→ Given problem: Please retype the records below exactly, leaving out any pictures.

--- START OF Extracted entries ---

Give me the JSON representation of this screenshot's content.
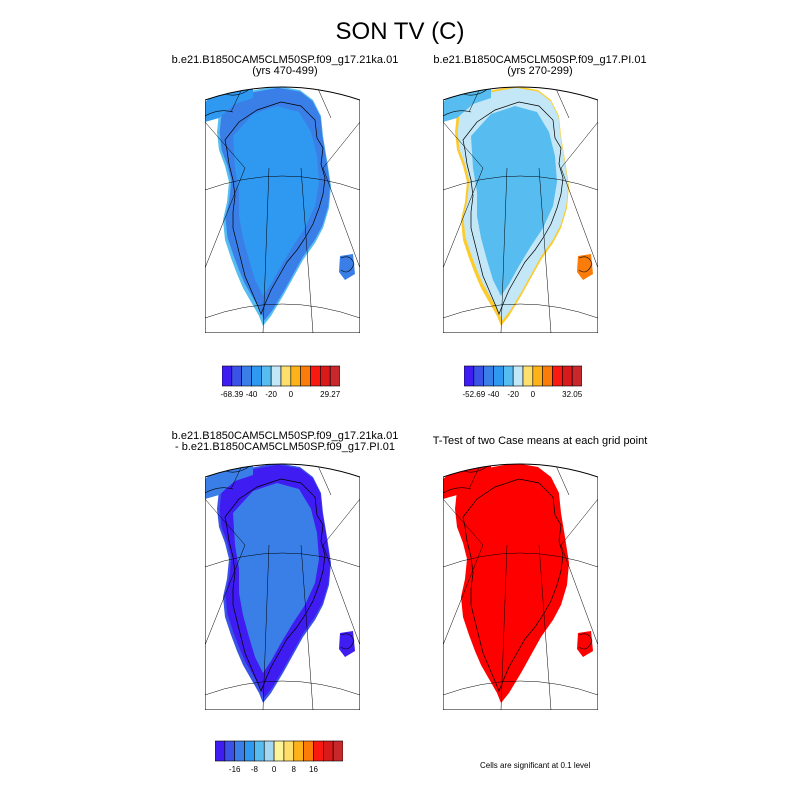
{
  "figure_title": "SON TV (C)",
  "panels": [
    {
      "id": "p1",
      "title_line1": "b.e21.B1850CAM5CLM50SP.f09_g17.21ka.01",
      "title_line2": "(yrs 470-499)",
      "palette": [
        "#3e1cf2",
        "#3a53e6",
        "#3a7fe8",
        "#2f98f0",
        "#57bdf0",
        "#c3e7f6",
        "#fedf6b",
        "#fdb21a",
        "#fb7c09",
        "#fa1910",
        "#d91a1a",
        "#c8272c"
      ],
      "fill_inner": "#2f98f0",
      "fill_outer": "#3a7fe8",
      "fill_edge": "#57bdf0",
      "colorbar_labels": [
        "-68.39",
        "-40",
        "-20",
        "0",
        "29.27"
      ]
    },
    {
      "id": "p2",
      "title_line1": "b.e21.B1850CAM5CLM50SP.f09_g17.PI.01",
      "title_line2": "(yrs 270-299)",
      "palette": [
        "#3e1cf2",
        "#3a53e6",
        "#3a7fe8",
        "#2f98f0",
        "#57bdf0",
        "#c3e7f6",
        "#fedf6b",
        "#fdb21a",
        "#fb7c09",
        "#fa1910",
        "#d91a1a",
        "#c8272c"
      ],
      "fill_inner": "#57bdf0",
      "fill_outer": "#c3e7f6",
      "fill_edge": "#fdcb2b",
      "colorbar_labels": [
        "-52.69",
        "-40",
        "-20",
        "0",
        "32.05"
      ]
    },
    {
      "id": "p3",
      "title_line1": "b.e21.B1850CAM5CLM50SP.f09_g17.21ka.01",
      "title_line2": "- b.e21.B1850CAM5CLM50SP.f09_g17.PI.01",
      "palette": [
        "#3e1cf2",
        "#3a53e6",
        "#3a7fe8",
        "#2f98f0",
        "#57bdf0",
        "#a4d8f2",
        "#fef59a",
        "#fedf6b",
        "#fdb21a",
        "#fb7c09",
        "#fa1910",
        "#d91a1a",
        "#c8272c"
      ],
      "fill_inner": "#3a7fe8",
      "fill_outer": "#3e1cf2",
      "fill_edge": "#3a53e6",
      "colorbar_labels": [
        "-16",
        "-8",
        "0",
        "8",
        "16"
      ]
    },
    {
      "id": "p4",
      "title_line1": "T-Test of two Case means at each grid point",
      "title_line2": "",
      "fill_inner": "#ff0000",
      "fill_outer": "#ff0000",
      "fill_edge": "#ff0000",
      "note": "Cells are significant at 0.1 level"
    }
  ]
}
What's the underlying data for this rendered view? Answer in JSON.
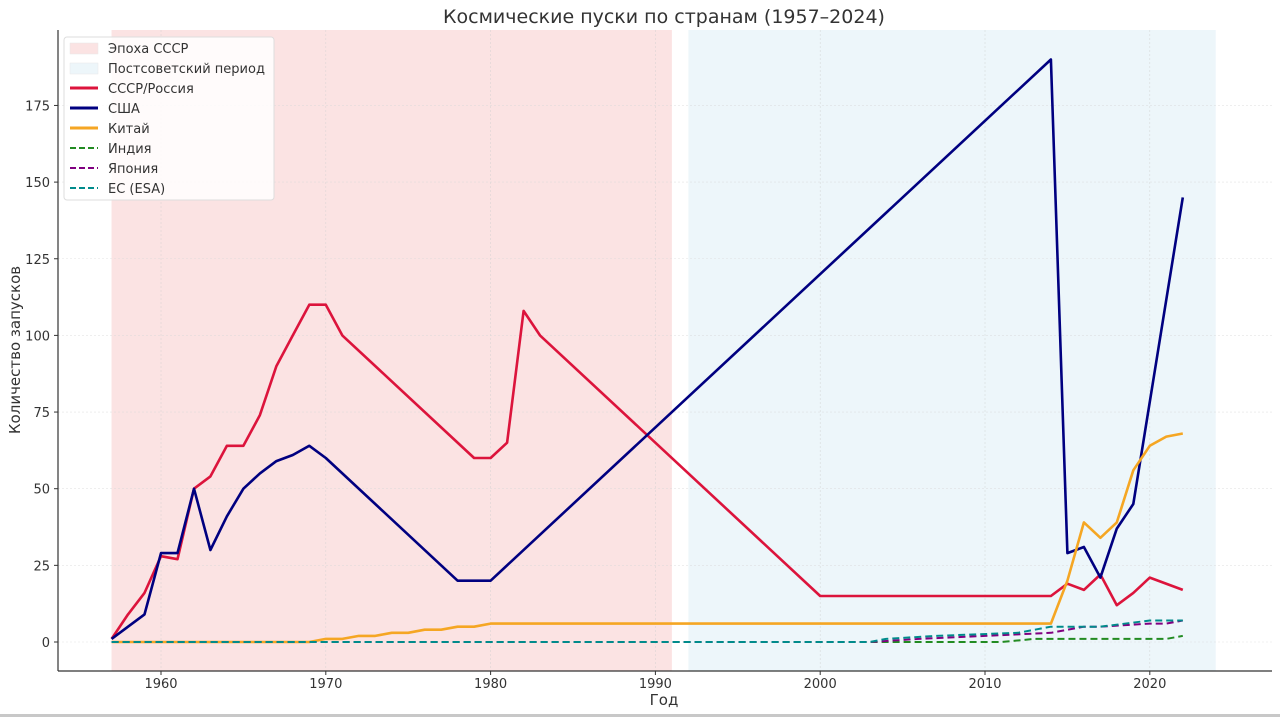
{
  "chart_data": {
    "type": "line",
    "title": "Космические пуски по странам (1957–2024)",
    "xlabel": "Год",
    "ylabel": "Количество запусков",
    "xlim": [
      1954.5,
      2027.5
    ],
    "ylim": [
      -9.5,
      200
    ],
    "xticks": [
      1960,
      1970,
      1980,
      1990,
      2000,
      2010,
      2020
    ],
    "yticks": [
      0,
      25,
      50,
      75,
      100,
      125,
      150,
      175
    ],
    "grid": true,
    "legend_position": "upper left",
    "spans": [
      {
        "label": "Эпоха СССР",
        "from": 1957,
        "to": 1991,
        "color": "#f6c8c8"
      },
      {
        "label": "Постсоветский период",
        "from": 1992,
        "to": 2024,
        "color": "#dcedf5"
      }
    ],
    "series": [
      {
        "name": "СССР/Россия",
        "color": "#dc143c",
        "style": "solid",
        "points": [
          [
            1957,
            1
          ],
          [
            1958,
            9
          ],
          [
            1959,
            16
          ],
          [
            1960,
            28
          ],
          [
            1961,
            27
          ],
          [
            1962,
            50
          ],
          [
            1963,
            54
          ],
          [
            1964,
            64
          ],
          [
            1965,
            64
          ],
          [
            1966,
            74
          ],
          [
            1967,
            90
          ],
          [
            1968,
            100
          ],
          [
            1969,
            110
          ],
          [
            1970,
            110
          ],
          [
            1971,
            100
          ],
          [
            1979,
            60
          ],
          [
            1980,
            60
          ],
          [
            1981,
            65
          ],
          [
            1982,
            108
          ],
          [
            1983,
            100
          ],
          [
            2000,
            15
          ],
          [
            2014,
            15
          ],
          [
            2015,
            19
          ],
          [
            2016,
            17
          ],
          [
            2017,
            22
          ],
          [
            2018,
            12
          ],
          [
            2019,
            16
          ],
          [
            2020,
            21
          ],
          [
            2022,
            17
          ]
        ]
      },
      {
        "name": "США",
        "color": "#000080",
        "style": "solid",
        "points": [
          [
            1957,
            1
          ],
          [
            1958,
            5
          ],
          [
            1959,
            9
          ],
          [
            1960,
            29
          ],
          [
            1961,
            29
          ],
          [
            1962,
            50
          ],
          [
            1963,
            30
          ],
          [
            1964,
            41
          ],
          [
            1965,
            50
          ],
          [
            1966,
            55
          ],
          [
            1967,
            59
          ],
          [
            1968,
            61
          ],
          [
            1969,
            64
          ],
          [
            1970,
            60
          ],
          [
            1978,
            20
          ],
          [
            1980,
            20
          ],
          [
            2014,
            190
          ],
          [
            2015,
            29
          ],
          [
            2016,
            31
          ],
          [
            2017,
            21
          ],
          [
            2018,
            37
          ],
          [
            2019,
            45
          ],
          [
            2022,
            145
          ]
        ]
      },
      {
        "name": "Китай",
        "color": "#f5a623",
        "style": "solid",
        "points": [
          [
            1957,
            0
          ],
          [
            1969,
            0
          ],
          [
            1970,
            1
          ],
          [
            1971,
            1
          ],
          [
            1972,
            2
          ],
          [
            1973,
            2
          ],
          [
            1974,
            3
          ],
          [
            1975,
            3
          ],
          [
            1976,
            4
          ],
          [
            1977,
            4
          ],
          [
            1978,
            5
          ],
          [
            1979,
            5
          ],
          [
            1980,
            6
          ],
          [
            2014,
            6
          ],
          [
            2015,
            20
          ],
          [
            2016,
            39
          ],
          [
            2017,
            34
          ],
          [
            2018,
            39
          ],
          [
            2019,
            56
          ],
          [
            2020,
            64
          ],
          [
            2021,
            67
          ],
          [
            2022,
            68
          ]
        ]
      },
      {
        "name": "Индия",
        "color": "#228b22",
        "style": "dashed",
        "points": [
          [
            1957,
            0
          ],
          [
            2011,
            0
          ],
          [
            2013,
            1
          ],
          [
            2021,
            1
          ],
          [
            2022,
            2
          ]
        ]
      },
      {
        "name": "Япония",
        "color": "#800080",
        "style": "dashed",
        "points": [
          [
            1957,
            0
          ],
          [
            2003,
            0
          ],
          [
            2006,
            1
          ],
          [
            2010,
            2
          ],
          [
            2014,
            3
          ],
          [
            2016,
            5
          ],
          [
            2017,
            5
          ],
          [
            2020,
            6
          ],
          [
            2021,
            6
          ],
          [
            2022,
            7
          ]
        ]
      },
      {
        "name": "ЕС (ESA)",
        "color": "#008b8b",
        "style": "dashed",
        "points": [
          [
            1957,
            0
          ],
          [
            2003,
            0
          ],
          [
            2004,
            1
          ],
          [
            2007,
            2
          ],
          [
            2012,
            3
          ],
          [
            2014,
            5
          ],
          [
            2017,
            5
          ],
          [
            2020,
            7
          ],
          [
            2022,
            7
          ]
        ]
      }
    ]
  }
}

--- END OF Extracted entries ---

→ The solution:
Give me the JSON representation of this screenshot's content.
{
  "figure_title": "SON TV (C)",
  "panels": [
    {
      "id": "p1",
      "title_line1": "b.e21.B1850CAM5CLM50SP.f09_g17.21ka.01",
      "title_line2": "(yrs 470-499)",
      "palette": [
        "#3e1cf2",
        "#3a53e6",
        "#3a7fe8",
        "#2f98f0",
        "#57bdf0",
        "#c3e7f6",
        "#fedf6b",
        "#fdb21a",
        "#fb7c09",
        "#fa1910",
        "#d91a1a",
        "#c8272c"
      ],
      "fill_inner": "#2f98f0",
      "fill_outer": "#3a7fe8",
      "fill_edge": "#57bdf0",
      "colorbar_labels": [
        "-68.39",
        "-40",
        "-20",
        "0",
        "29.27"
      ]
    },
    {
      "id": "p2",
      "title_line1": "b.e21.B1850CAM5CLM50SP.f09_g17.PI.01",
      "title_line2": "(yrs 270-299)",
      "palette": [
        "#3e1cf2",
        "#3a53e6",
        "#3a7fe8",
        "#2f98f0",
        "#57bdf0",
        "#c3e7f6",
        "#fedf6b",
        "#fdb21a",
        "#fb7c09",
        "#fa1910",
        "#d91a1a",
        "#c8272c"
      ],
      "fill_inner": "#57bdf0",
      "fill_outer": "#c3e7f6",
      "fill_edge": "#fdcb2b",
      "colorbar_labels": [
        "-52.69",
        "-40",
        "-20",
        "0",
        "32.05"
      ]
    },
    {
      "id": "p3",
      "title_line1": "b.e21.B1850CAM5CLM50SP.f09_g17.21ka.01",
      "title_line2": "- b.e21.B1850CAM5CLM50SP.f09_g17.PI.01",
      "palette": [
        "#3e1cf2",
        "#3a53e6",
        "#3a7fe8",
        "#2f98f0",
        "#57bdf0",
        "#a4d8f2",
        "#fef59a",
        "#fedf6b",
        "#fdb21a",
        "#fb7c09",
        "#fa1910",
        "#d91a1a",
        "#c8272c"
      ],
      "fill_inner": "#3a7fe8",
      "fill_outer": "#3e1cf2",
      "fill_edge": "#3a53e6",
      "colorbar_labels": [
        "-16",
        "-8",
        "0",
        "8",
        "16"
      ]
    },
    {
      "id": "p4",
      "title_line1": "T-Test of two Case means at each grid point",
      "title_line2": "",
      "fill_inner": "#ff0000",
      "fill_outer": "#ff0000",
      "fill_edge": "#ff0000",
      "note": "Cells are significant at 0.1 level"
    }
  ]
}
What's the underlying data for this rendered view? Answer in JSON.
{
  "chart_data": {
    "type": "line",
    "title": "Космические пуски по странам (1957–2024)",
    "xlabel": "Год",
    "ylabel": "Количество запусков",
    "xlim": [
      1954.5,
      2027.5
    ],
    "ylim": [
      -9.5,
      200
    ],
    "xticks": [
      1960,
      1970,
      1980,
      1990,
      2000,
      2010,
      2020
    ],
    "yticks": [
      0,
      25,
      50,
      75,
      100,
      125,
      150,
      175
    ],
    "grid": true,
    "legend_position": "upper left",
    "spans": [
      {
        "label": "Эпоха СССР",
        "from": 1957,
        "to": 1991,
        "color": "#f6c8c8"
      },
      {
        "label": "Постсоветский период",
        "from": 1992,
        "to": 2024,
        "color": "#dcedf5"
      }
    ],
    "series": [
      {
        "name": "СССР/Россия",
        "color": "#dc143c",
        "style": "solid",
        "points": [
          [
            1957,
            1
          ],
          [
            1958,
            9
          ],
          [
            1959,
            16
          ],
          [
            1960,
            28
          ],
          [
            1961,
            27
          ],
          [
            1962,
            50
          ],
          [
            1963,
            54
          ],
          [
            1964,
            64
          ],
          [
            1965,
            64
          ],
          [
            1966,
            74
          ],
          [
            1967,
            90
          ],
          [
            1968,
            100
          ],
          [
            1969,
            110
          ],
          [
            1970,
            110
          ],
          [
            1971,
            100
          ],
          [
            1979,
            60
          ],
          [
            1980,
            60
          ],
          [
            1981,
            65
          ],
          [
            1982,
            108
          ],
          [
            1983,
            100
          ],
          [
            2000,
            15
          ],
          [
            2014,
            15
          ],
          [
            2015,
            19
          ],
          [
            2016,
            17
          ],
          [
            2017,
            22
          ],
          [
            2018,
            12
          ],
          [
            2019,
            16
          ],
          [
            2020,
            21
          ],
          [
            2022,
            17
          ]
        ]
      },
      {
        "name": "США",
        "color": "#000080",
        "style": "solid",
        "points": [
          [
            1957,
            1
          ],
          [
            1958,
            5
          ],
          [
            1959,
            9
          ],
          [
            1960,
            29
          ],
          [
            1961,
            29
          ],
          [
            1962,
            50
          ],
          [
            1963,
            30
          ],
          [
            1964,
            41
          ],
          [
            1965,
            50
          ],
          [
            1966,
            55
          ],
          [
            1967,
            59
          ],
          [
            1968,
            61
          ],
          [
            1969,
            64
          ],
          [
            1970,
            60
          ],
          [
            1978,
            20
          ],
          [
            1980,
            20
          ],
          [
            2014,
            190
          ],
          [
            2015,
            29
          ],
          [
            2016,
            31
          ],
          [
            2017,
            21
          ],
          [
            2018,
            37
          ],
          [
            2019,
            45
          ],
          [
            2022,
            145
          ]
        ]
      },
      {
        "name": "Китай",
        "color": "#f5a623",
        "style": "solid",
        "points": [
          [
            1957,
            0
          ],
          [
            1969,
            0
          ],
          [
            1970,
            1
          ],
          [
            1971,
            1
          ],
          [
            1972,
            2
          ],
          [
            1973,
            2
          ],
          [
            1974,
            3
          ],
          [
            1975,
            3
          ],
          [
            1976,
            4
          ],
          [
            1977,
            4
          ],
          [
            1978,
            5
          ],
          [
            1979,
            5
          ],
          [
            1980,
            6
          ],
          [
            2014,
            6
          ],
          [
            2015,
            20
          ],
          [
            2016,
            39
          ],
          [
            2017,
            34
          ],
          [
            2018,
            39
          ],
          [
            2019,
            56
          ],
          [
            2020,
            64
          ],
          [
            2021,
            67
          ],
          [
            2022,
            68
          ]
        ]
      },
      {
        "name": "Индия",
        "color": "#228b22",
        "style": "dashed",
        "points": [
          [
            1957,
            0
          ],
          [
            2011,
            0
          ],
          [
            2013,
            1
          ],
          [
            2021,
            1
          ],
          [
            2022,
            2
          ]
        ]
      },
      {
        "name": "Япония",
        "color": "#800080",
        "style": "dashed",
        "points": [
          [
            1957,
            0
          ],
          [
            2003,
            0
          ],
          [
            2006,
            1
          ],
          [
            2010,
            2
          ],
          [
            2014,
            3
          ],
          [
            2016,
            5
          ],
          [
            2017,
            5
          ],
          [
            2020,
            6
          ],
          [
            2021,
            6
          ],
          [
            2022,
            7
          ]
        ]
      },
      {
        "name": "ЕС (ESA)",
        "color": "#008b8b",
        "style": "dashed",
        "points": [
          [
            1957,
            0
          ],
          [
            2003,
            0
          ],
          [
            2004,
            1
          ],
          [
            2007,
            2
          ],
          [
            2012,
            3
          ],
          [
            2014,
            5
          ],
          [
            2017,
            5
          ],
          [
            2020,
            7
          ],
          [
            2022,
            7
          ]
        ]
      }
    ]
  }
}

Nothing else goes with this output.